Transcribe each line of the records below exactly, excluding any embedded images.

Data excerpts
────────────────
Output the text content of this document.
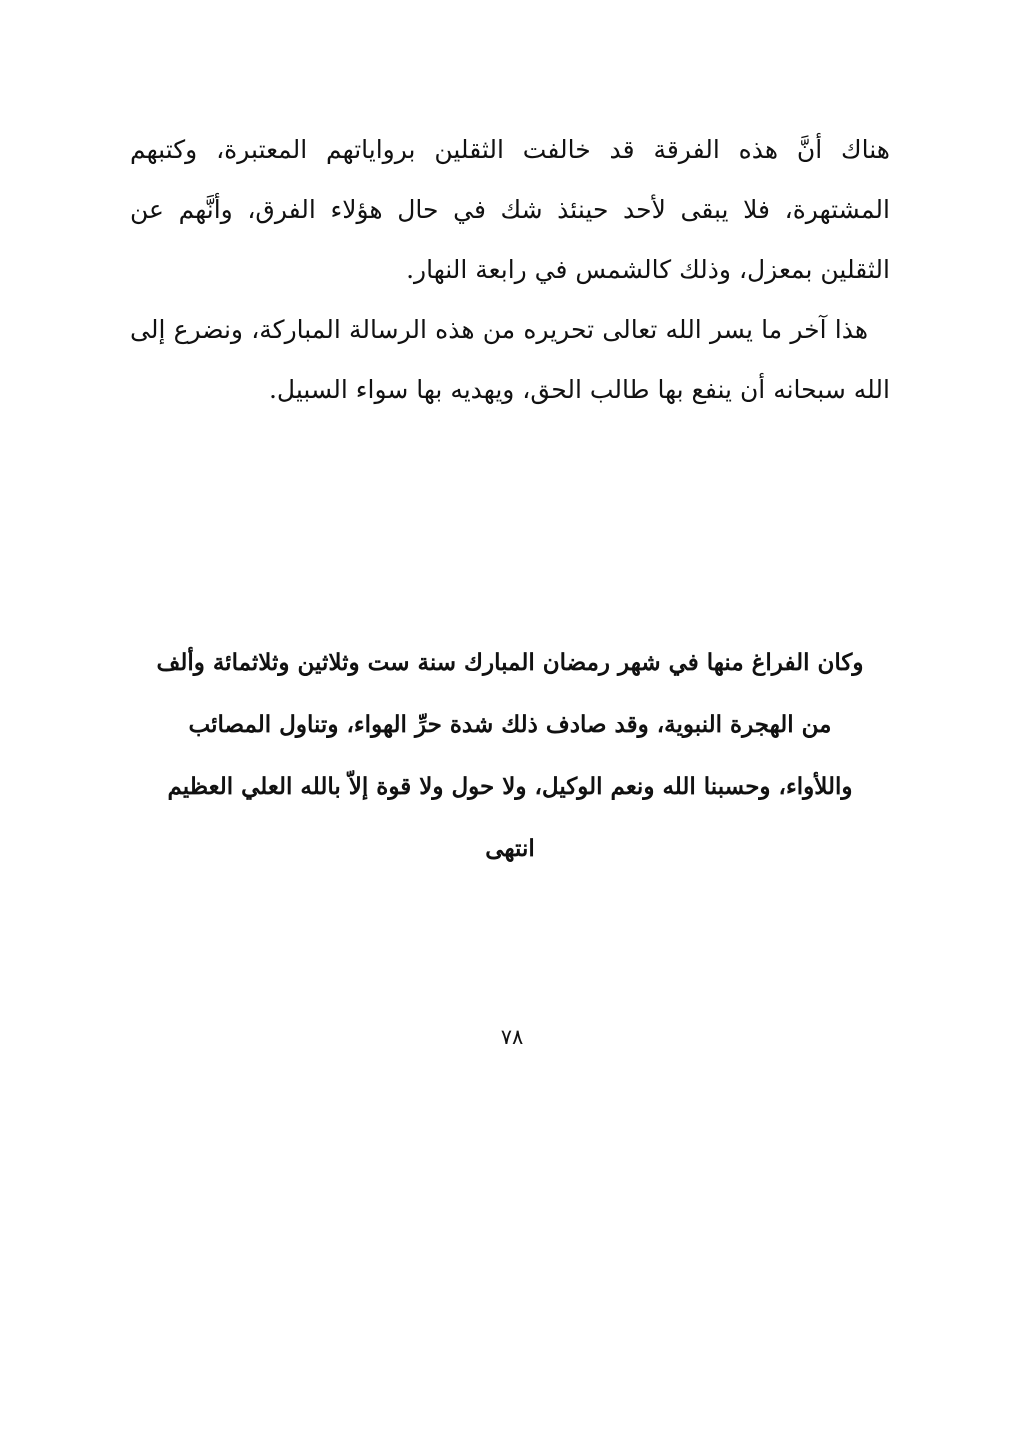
هناك أنَّ هذه الفرقة قد خالفت الثقلين برواياتهم المعتبرة، وكتبهم المشتهرة، فلا يبقى لأحد حينئذ شك في حال هؤلاء الفرق، وأنَّهم عن الثقلين بمعزل، وذلك كالشمس في رابعة النهار.

هذا آخر ما يسر الله تعالى تحريره من هذه الرسالة المباركة، ونضرع إلى الله سبحانه أن ينفع بها طالب الحق، ويهديه بها سواء السبيل.

وكان الفراغ منها في شهر رمضان المبارك سنة ست وثلاثين وثلاثمائة وألف من الهجرة النبوية، وقد صادف ذلك شدة حرِّ الهواء، وتناول المصائب واللأواء، وحسبنا الله ونعم الوكيل، ولا حول ولا قوة إلاّ بالله العلي العظيم

انتهى

٧٨
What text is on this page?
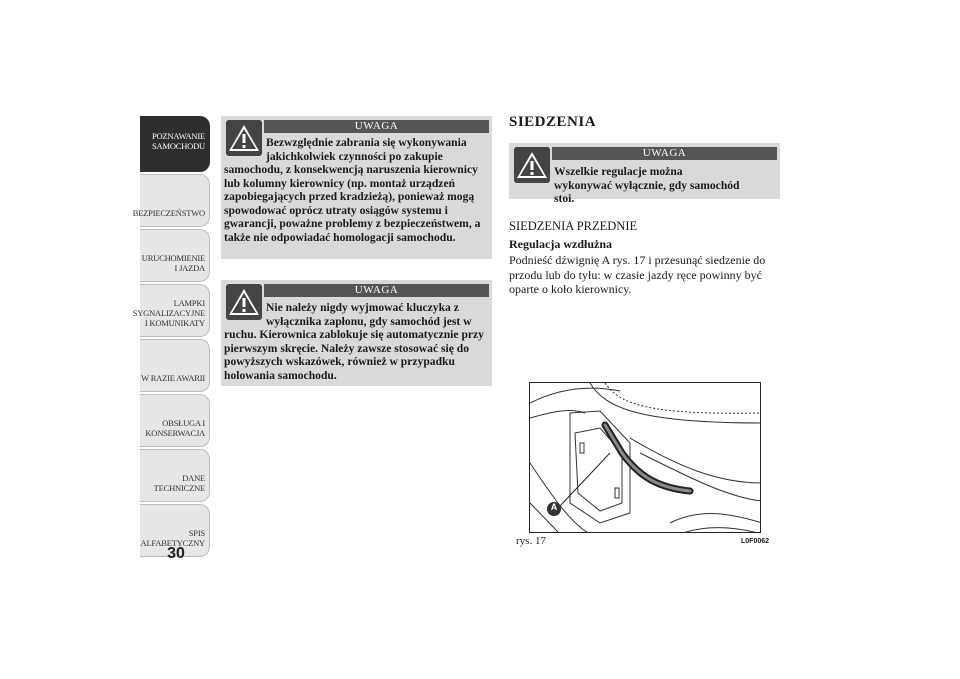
POZNAWANIE SAMOCHODU
BEZPIECZEŃSTWO
URUCHOMIENIE I JAZDA
LAMPKI SYGNALIZACYJNE I KOMUNIKATY
W RAZIE AWARII
OBSŁUGA I KONSERWACJA
DANE TECHNICZNE
SPIS ALFABETYCZNY
30
UWAGA
Bezwzględnie zabrania się wykonywania jakichkolwiek czynności po zakupie
samochodu, z konsekwencją naruszenia kierownicy lub kolumny kierownicy (np. montaż urządzeń zapobiegających przed kradzieżą), ponieważ mogą spowodować oprócz utraty osiągów systemu i gwarancji, poważne problemy z bezpieczeństwem, a także nie odpowiadać homologacji samochodu.
UWAGA
Nie należy nigdy wyjmować kluczyka z wyłącznika zapłonu, gdy samochód jest w
ruchu. Kierownica zablokuje się automatycznie przy pierwszym skręcie. Należy zawsze stosować się do powyższych wskazówek, również w przypadku holowania samochodu.
SIEDZENIA
UWAGA
Wszelkie regulacje można wykonywać wyłącznie, gdy samochód stoi.
SIEDZENIA PRZEDNIE
Regulacja wzdłużna
Podnieść dźwignię A rys. 17 i przesunąć siedzenie do przodu lub do tyłu: w czasie jazdy ręce powinny być oparte o koło kierownicy.
A
rys. 17	L0F0062
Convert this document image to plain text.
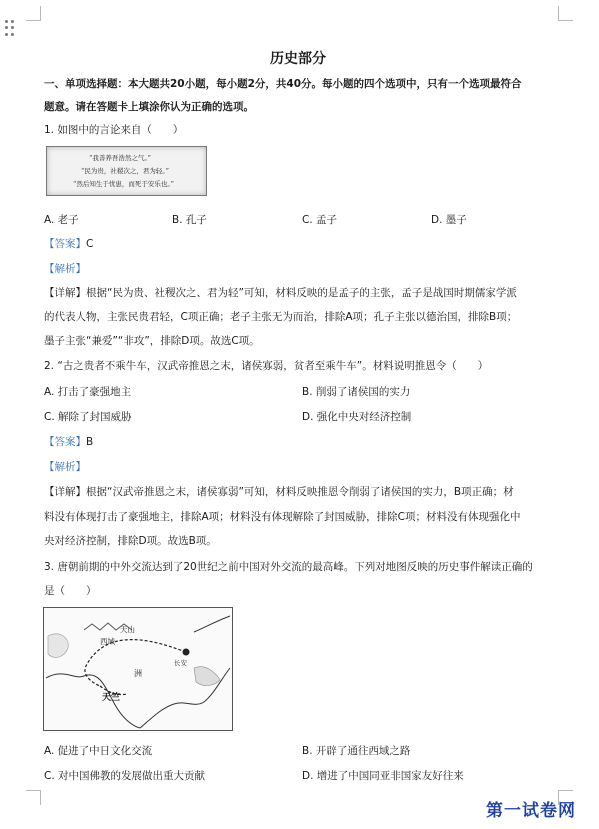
历史部分
一、单项选择题：本大题共20小题，每小题2分，共40分。每小题的四个选项中，只有一个选项最符合
题意。请在答题卡上填涂你认为正确的选项。
1. 如图中的言论来自（　　）
“我善养吾浩然之气。”
“民为贵，社稷次之，君为轻。”
“然后知生于忧患，而死于安乐也。”
A. 老子	B. 孔子	C. 孟子	D. 墨子
【答案】C
【解析】
【详解】根据“民为贵、社稷次之、君为轻”可知，材料反映的是孟子的主张，孟子是战国时期儒家学派
的代表人物，主张民贵君轻，C项正确；老子主张无为而治，排除A项；孔子主张以德治国，排除B项；
墨子主张“兼爱”“非攻”，排除D项。故选C项。
2. “古之贵者不乘牛车，汉武帝推恩之末，诸侯寡弱，贫者至乘牛车”。材料说明推恩令（　　）
A. 打击了豪强地主	B. 削弱了诸侯国的实力
C. 解除了封国威胁	D. 强化中央对经济控制
【答案】B
【解析】
【详解】根据“汉武帝推恩之末，诸侯寡弱”可知，材料反映推恩令削弱了诸侯国的实力，B项正确；材
料没有体现打击了豪强地主，排除A项；材料没有体现解除了封国威胁，排除C项；材料没有体现强化中
央对经济控制，排除D项。故选B项。
3. 唐朝前期的中外交流达到了20世纪之前中国对外交流的最高峰。下列对地图反映的历史事件解读正确的
是（　　）
天山
西域
长安
天竺
洲
A. 促进了中日文化交流	B. 开辟了通往西域之路
C. 对中国佛教的发展做出重大贡献	D. 增进了中国同亚非国家友好往来
第一试卷网
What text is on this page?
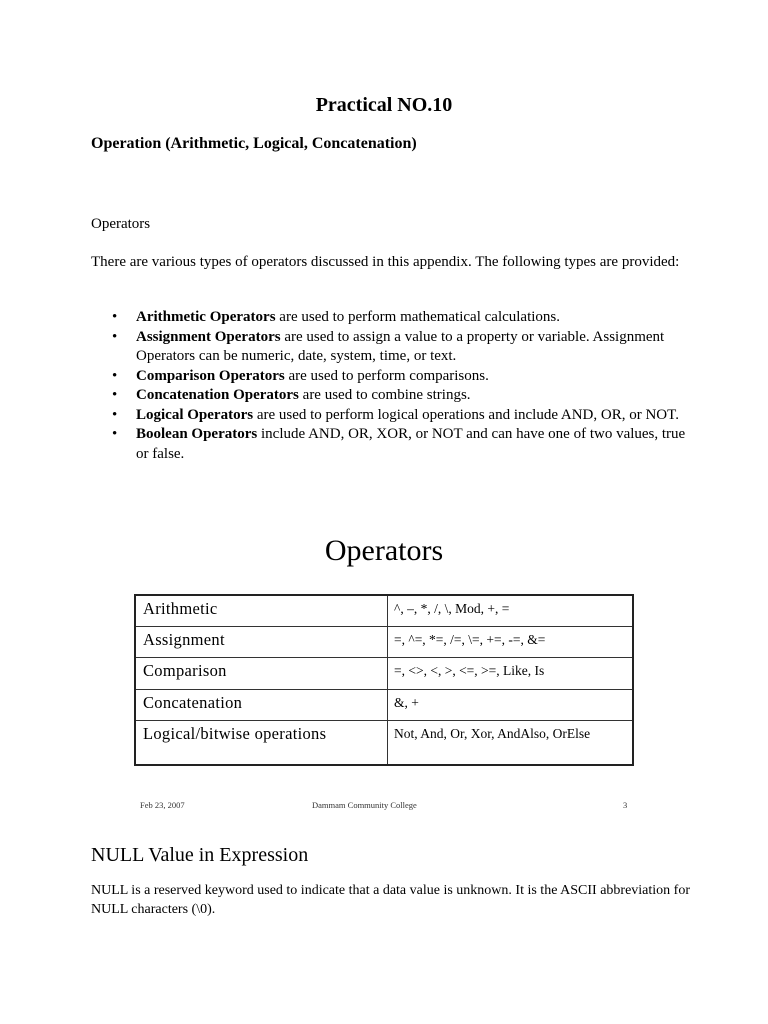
Practical NO.10
Operation (Arithmetic, Logical, Concatenation)
Operators
There are various types of operators discussed in this appendix. The following types are provided:
• Arithmetic Operators are used to perform mathematical calculations.
• Assignment Operators are used to assign a value to a property or variable. Assignment Operators can be numeric, date, system, time, or text.
• Comparison Operators are used to perform comparisons.
• Concatenation Operators are used to combine strings.
• Logical Operators are used to perform logical operations and include AND, OR, or NOT.
• Boolean Operators include AND, OR, XOR, or NOT and can have one of two values, true or false.
Operators
Arithmetic	^, –, *, /, \, Mod, +, =
Assignment	=, ^=, *=, /=, \=, +=, -=, &=
Comparison	=, <>, <, >, <=, >=, Like, Is
Concatenation	&, +
Logical/bitwise operations	Not, And, Or, Xor, AndAlso, OrElse
Feb 23, 2007	Dammam Community College	3
NULL Value in Expression
NULL is a reserved keyword used to indicate that a data value is unknown. It is the ASCII abbreviation for NULL characters (\0).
────────────────
[IN RESPONSE]:
Output the text content of this document.
هناك أنَّ هذه الفرقة قد خالفت الثقلين برواياتهم المعتبرة، وكتبهم المشتهرة، فلا يبقى لأحد حينئذ شك في حال هؤلاء الفرق، وأنَّهم عن الثقلين بمعزل، وذلك كالشمس في رابعة النهار.

هذا آخر ما يسر الله تعالى تحريره من هذه الرسالة المباركة، ونضرع إلى الله سبحانه أن ينفع بها طالب الحق، ويهديه بها سواء السبيل.

وكان الفراغ منها في شهر رمضان المبارك سنة ست وثلاثين وثلاثمائة وألف من الهجرة النبوية، وقد صادف ذلك شدة حرِّ الهواء، وتناول المصائب واللأواء، وحسبنا الله ونعم الوكيل، ولا حول ولا قوة إلاّ بالله العلي العظيم

انتهى

٧٨
What text is on this page?
POZNAWANIE SAMOCHODU
BEZPIECZEŃSTWO
URUCHOMIENIE I JAZDA
LAMPKI SYGNALIZACYJNE I KOMUNIKATY
W RAZIE AWARII
OBSŁUGA I KONSERWACJA
DANE TECHNICZNE
SPIS ALFABETYCZNY
30
UWAGA
Bezwzględnie zabrania się wykonywania jakichkolwiek czynności po zakupie
samochodu, z konsekwencją naruszenia kierownicy lub kolumny kierownicy (np. montaż urządzeń zapobiegających przed kradzieżą), ponieważ mogą spowodować oprócz utraty osiągów systemu i gwarancji, poważne problemy z bezpieczeństwem, a także nie odpowiadać homologacji samochodu.
UWAGA
Nie należy nigdy wyjmować kluczyka z wyłącznika zapłonu, gdy samochód jest w
ruchu. Kierownica zablokuje się automatycznie przy pierwszym skręcie. Należy zawsze stosować się do powyższych wskazówek, również w przypadku holowania samochodu.
SIEDZENIA
UWAGA
Wszelkie regulacje można wykonywać wyłącznie, gdy samochód stoi.
SIEDZENIA PRZEDNIE
Regulacja wzdłużna
Podnieść dźwignię A rys. 17 i przesunąć siedzenie do przodu lub do tyłu: w czasie jazdy ręce powinny być oparte o koło kierownicy.
A
rys. 17	L0F0062
Convert this document image to plain text.
历史部分
一、单项选择题：本大题共20小题，每小题2分，共40分。每小题的四个选项中，只有一个选项最符合
题意。请在答题卡上填涂你认为正确的选项。
1. 如图中的言论来自（　　）
“我善养吾浩然之气。”
“民为贵，社稷次之，君为轻。”
“然后知生于忧患，而死于安乐也。”
A. 老子	B. 孔子	C. 孟子	D. 墨子
【答案】C
【解析】
【详解】根据“民为贵、社稷次之、君为轻”可知，材料反映的是孟子的主张，孟子是战国时期儒家学派
的代表人物，主张民贵君轻，C项正确；老子主张无为而治，排除A项；孔子主张以德治国，排除B项；
墨子主张“兼爱”“非攻”，排除D项。故选C项。
2. “古之贵者不乘牛车，汉武帝推恩之末，诸侯寡弱，贫者至乘牛车”。材料说明推恩令（　　）
A. 打击了豪强地主	B. 削弱了诸侯国的实力
C. 解除了封国威胁	D. 强化中央对经济控制
【答案】B
【解析】
【详解】根据“汉武帝推恩之末，诸侯寡弱”可知，材料反映推恩令削弱了诸侯国的实力，B项正确；材
料没有体现打击了豪强地主，排除A项；材料没有体现解除了封国威胁，排除C项；材料没有体现强化中
央对经济控制，排除D项。故选B项。
3. 唐朝前期的中外交流达到了20世纪之前中国对外交流的最高峰。下列对地图反映的历史事件解读正确的
是（　　）
天山
西域
长安
天竺
洲
A. 促进了中日文化交流	B. 开辟了通往西域之路
C. 对中国佛教的发展做出重大贡献	D. 增进了中国同亚非国家友好往来
第一试卷网
What text is on this page?
Practical NO.10
Operation (Arithmetic, Logical, Concatenation)
Operators
There are various types of operators discussed in this appendix. The following types are provided:
• Arithmetic Operators are used to perform mathematical calculations.
• Assignment Operators are used to assign a value to a property or variable. Assignment Operators can be numeric, date, system, time, or text.
• Comparison Operators are used to perform comparisons.
• Concatenation Operators are used to combine strings.
• Logical Operators are used to perform logical operations and include AND, OR, or NOT.
• Boolean Operators include AND, OR, XOR, or NOT and can have one of two values, true or false.
Operators
Arithmetic	^, –, *, /, \, Mod, +, =
Assignment	=, ^=, *=, /=, \=, +=, -=, &=
Comparison	=, <>, <, >, <=, >=, Like, Is
Concatenation	&, +
Logical/bitwise operations	Not, And, Or, Xor, AndAlso, OrElse
Feb 23, 2007	Dammam Community College	3
NULL Value in Expression
NULL is a reserved keyword used to indicate that a data value is unknown. It is the ASCII abbreviation for NULL characters (\0).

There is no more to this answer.